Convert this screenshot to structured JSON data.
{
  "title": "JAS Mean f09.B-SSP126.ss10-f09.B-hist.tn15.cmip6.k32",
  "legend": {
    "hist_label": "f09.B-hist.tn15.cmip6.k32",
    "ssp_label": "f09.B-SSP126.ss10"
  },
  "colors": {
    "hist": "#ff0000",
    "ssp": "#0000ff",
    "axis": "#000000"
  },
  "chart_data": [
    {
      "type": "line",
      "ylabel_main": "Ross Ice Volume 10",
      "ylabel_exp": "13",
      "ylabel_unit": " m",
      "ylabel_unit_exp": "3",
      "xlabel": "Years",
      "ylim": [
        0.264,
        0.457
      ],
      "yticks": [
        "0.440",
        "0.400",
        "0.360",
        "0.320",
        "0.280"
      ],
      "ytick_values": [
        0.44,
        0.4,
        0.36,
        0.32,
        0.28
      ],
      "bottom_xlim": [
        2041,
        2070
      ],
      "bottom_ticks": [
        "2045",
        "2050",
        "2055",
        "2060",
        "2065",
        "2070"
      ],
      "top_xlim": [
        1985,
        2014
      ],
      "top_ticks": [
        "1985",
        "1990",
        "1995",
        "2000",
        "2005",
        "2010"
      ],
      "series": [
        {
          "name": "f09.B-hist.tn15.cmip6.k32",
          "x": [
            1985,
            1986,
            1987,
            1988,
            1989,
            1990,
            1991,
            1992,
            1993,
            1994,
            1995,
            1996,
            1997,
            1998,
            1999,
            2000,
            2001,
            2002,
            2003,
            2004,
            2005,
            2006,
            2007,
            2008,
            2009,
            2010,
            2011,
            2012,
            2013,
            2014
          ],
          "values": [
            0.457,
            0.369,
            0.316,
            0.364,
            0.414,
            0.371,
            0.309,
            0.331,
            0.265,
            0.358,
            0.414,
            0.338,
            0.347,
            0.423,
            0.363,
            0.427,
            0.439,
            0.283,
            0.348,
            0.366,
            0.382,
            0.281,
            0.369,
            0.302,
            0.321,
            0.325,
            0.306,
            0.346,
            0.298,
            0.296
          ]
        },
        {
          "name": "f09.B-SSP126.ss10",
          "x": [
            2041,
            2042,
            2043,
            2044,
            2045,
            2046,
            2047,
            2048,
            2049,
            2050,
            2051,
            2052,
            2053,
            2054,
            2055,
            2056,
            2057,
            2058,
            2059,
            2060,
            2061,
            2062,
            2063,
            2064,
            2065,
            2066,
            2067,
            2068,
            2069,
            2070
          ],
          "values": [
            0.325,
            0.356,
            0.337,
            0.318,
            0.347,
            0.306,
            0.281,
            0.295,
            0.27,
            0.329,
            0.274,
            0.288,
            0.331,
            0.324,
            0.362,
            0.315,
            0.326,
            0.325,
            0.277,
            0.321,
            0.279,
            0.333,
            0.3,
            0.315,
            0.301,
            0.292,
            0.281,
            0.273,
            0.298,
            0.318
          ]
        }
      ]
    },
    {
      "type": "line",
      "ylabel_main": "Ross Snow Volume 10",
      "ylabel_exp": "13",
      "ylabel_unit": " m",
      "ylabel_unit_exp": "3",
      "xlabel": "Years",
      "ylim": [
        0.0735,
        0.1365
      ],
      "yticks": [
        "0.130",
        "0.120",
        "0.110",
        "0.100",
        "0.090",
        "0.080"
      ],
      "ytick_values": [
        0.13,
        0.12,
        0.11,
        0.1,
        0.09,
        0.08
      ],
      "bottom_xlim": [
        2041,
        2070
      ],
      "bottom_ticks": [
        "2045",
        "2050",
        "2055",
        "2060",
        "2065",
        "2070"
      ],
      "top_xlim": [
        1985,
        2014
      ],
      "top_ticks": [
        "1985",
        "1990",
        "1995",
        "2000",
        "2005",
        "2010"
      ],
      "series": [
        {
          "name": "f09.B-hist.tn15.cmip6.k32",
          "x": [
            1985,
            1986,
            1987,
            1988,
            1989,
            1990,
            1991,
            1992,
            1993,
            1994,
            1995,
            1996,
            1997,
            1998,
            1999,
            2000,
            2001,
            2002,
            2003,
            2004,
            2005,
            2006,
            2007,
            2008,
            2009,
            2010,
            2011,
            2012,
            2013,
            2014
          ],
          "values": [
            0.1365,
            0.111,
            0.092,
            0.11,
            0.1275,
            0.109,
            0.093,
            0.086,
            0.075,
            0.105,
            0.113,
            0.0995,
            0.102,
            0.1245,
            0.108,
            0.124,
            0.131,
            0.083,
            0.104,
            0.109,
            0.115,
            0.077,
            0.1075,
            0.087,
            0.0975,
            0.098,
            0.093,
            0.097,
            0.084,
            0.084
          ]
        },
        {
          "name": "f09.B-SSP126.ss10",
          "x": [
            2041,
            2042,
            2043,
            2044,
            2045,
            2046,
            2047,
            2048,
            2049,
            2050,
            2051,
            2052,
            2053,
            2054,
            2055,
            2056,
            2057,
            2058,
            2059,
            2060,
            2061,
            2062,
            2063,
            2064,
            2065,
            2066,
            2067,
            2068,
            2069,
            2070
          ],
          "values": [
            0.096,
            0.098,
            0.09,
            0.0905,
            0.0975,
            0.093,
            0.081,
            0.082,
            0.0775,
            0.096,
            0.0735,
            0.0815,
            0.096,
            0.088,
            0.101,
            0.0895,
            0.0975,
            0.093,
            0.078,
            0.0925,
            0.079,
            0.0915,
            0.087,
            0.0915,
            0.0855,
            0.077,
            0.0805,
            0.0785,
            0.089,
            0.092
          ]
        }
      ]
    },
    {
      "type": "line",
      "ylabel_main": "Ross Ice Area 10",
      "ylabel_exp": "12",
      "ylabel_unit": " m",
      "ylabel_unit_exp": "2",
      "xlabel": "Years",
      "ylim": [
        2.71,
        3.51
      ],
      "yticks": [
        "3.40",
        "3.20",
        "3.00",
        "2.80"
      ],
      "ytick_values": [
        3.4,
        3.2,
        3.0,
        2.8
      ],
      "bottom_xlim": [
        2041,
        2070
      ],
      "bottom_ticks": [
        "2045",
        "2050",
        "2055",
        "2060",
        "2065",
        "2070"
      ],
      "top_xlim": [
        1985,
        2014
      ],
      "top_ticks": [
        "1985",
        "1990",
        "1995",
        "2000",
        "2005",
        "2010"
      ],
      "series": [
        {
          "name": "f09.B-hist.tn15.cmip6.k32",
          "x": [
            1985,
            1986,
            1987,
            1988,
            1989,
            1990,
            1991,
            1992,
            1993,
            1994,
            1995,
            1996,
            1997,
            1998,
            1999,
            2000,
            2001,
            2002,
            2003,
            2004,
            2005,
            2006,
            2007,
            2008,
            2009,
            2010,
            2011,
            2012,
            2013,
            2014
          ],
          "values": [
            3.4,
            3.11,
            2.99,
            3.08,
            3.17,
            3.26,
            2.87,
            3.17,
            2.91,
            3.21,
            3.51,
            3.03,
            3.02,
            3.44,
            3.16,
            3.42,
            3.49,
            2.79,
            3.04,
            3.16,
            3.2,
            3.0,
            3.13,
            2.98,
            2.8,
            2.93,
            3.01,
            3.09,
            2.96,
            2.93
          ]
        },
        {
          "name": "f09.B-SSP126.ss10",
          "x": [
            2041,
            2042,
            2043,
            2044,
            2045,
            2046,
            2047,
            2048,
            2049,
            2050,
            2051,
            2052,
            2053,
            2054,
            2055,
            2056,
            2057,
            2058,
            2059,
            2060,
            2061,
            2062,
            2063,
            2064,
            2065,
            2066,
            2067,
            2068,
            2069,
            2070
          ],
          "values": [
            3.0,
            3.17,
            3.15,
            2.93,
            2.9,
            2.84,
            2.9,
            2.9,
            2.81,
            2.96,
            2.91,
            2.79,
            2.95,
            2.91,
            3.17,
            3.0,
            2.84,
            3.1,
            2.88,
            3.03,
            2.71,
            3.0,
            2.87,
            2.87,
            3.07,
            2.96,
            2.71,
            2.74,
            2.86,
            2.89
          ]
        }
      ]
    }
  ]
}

- Prompt -
Return each line of the listing that holds the string "Ross".

- Problem solution -
      "ylabel_main": "Ross Ice Volume 10",
      "ylabel_main": "Ross Snow Volume 10",
      "ylabel_main": "Ross Ice Area 10",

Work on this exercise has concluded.